-- begin Listing --

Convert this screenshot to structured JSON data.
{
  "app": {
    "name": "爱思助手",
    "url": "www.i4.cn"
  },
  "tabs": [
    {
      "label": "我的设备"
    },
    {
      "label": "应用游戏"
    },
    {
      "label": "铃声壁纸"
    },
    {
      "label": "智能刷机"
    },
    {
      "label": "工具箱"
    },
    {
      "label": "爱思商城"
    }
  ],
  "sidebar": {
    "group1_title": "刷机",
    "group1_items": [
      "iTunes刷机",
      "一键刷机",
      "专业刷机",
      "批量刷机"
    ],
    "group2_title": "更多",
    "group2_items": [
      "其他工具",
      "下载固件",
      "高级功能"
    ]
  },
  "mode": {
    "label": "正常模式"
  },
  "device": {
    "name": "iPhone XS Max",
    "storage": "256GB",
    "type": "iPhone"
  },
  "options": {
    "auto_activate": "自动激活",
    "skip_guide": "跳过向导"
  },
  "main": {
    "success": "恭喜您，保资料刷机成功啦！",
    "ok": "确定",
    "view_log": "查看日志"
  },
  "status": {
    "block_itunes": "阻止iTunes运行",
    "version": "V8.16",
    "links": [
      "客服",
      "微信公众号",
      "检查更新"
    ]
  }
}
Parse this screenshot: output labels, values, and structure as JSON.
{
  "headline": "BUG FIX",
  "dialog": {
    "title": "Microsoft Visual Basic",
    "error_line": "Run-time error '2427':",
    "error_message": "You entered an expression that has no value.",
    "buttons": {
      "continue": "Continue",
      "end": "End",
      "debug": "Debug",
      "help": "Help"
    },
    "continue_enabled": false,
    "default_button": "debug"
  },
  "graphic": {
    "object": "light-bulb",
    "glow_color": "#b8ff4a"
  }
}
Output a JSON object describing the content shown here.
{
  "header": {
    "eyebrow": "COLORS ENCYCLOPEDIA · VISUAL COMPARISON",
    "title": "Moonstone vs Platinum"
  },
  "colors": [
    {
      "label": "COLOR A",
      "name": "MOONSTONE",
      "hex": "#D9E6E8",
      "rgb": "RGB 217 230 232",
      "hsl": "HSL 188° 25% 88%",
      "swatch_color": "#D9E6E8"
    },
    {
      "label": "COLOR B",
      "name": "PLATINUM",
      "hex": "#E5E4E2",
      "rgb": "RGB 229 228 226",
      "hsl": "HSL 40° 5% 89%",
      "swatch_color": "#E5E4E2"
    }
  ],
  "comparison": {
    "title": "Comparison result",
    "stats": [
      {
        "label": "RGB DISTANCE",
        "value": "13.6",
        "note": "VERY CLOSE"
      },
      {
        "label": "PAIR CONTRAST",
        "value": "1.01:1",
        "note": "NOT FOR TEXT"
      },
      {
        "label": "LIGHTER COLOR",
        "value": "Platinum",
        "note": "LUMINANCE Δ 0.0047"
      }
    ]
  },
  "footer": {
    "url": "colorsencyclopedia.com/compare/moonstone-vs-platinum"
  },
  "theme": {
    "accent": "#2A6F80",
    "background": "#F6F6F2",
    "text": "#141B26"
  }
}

-- end Listing --

_Work to complete_.
Each line that holds the word "JSON" should be extracted from the records.

_Solution below_.
Convert this screenshot to structured JSON data.
Parse this screenshot: output labels, values, and structure as JSON.
Output a JSON object describing the content shown here.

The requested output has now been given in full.